» Working data
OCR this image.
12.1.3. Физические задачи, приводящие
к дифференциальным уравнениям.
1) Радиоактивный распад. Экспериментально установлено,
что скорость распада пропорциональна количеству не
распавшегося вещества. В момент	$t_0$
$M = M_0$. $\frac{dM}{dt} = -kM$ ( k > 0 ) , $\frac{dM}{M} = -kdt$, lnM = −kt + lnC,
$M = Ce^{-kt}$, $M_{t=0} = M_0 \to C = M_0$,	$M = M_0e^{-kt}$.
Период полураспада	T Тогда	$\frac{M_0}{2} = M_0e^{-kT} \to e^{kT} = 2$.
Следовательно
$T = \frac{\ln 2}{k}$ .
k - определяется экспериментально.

» Given task
Extract every entry in the listing word for word.

» Answer to this exercise
OCR this image.
12.1.3. Физические задачи, приводящие
к дифференциальным уравнениям.
1) Радиоактивный распад. Экспериментально установлено,
что скорость распада пропорциональна количеству не
распавшегося вещества. В момент	$t_0$
$M = M_0$. $\frac{dM}{dt} = -kM$ ( k > 0 ) , $\frac{dM}{M} = -kdt$, lnM = −kt + lnC,
$M = Ce^{-kt}$, $M_{t=0} = M_0 \to C = M_0$,	$M = M_0e^{-kt}$.
Период полураспада	T Тогда	$\frac{M_0}{2} = M_0e^{-kT} \to e^{kT} = 2$.
Следовательно
$T = \frac{\ln 2}{k}$ .
k - определяется экспериментально.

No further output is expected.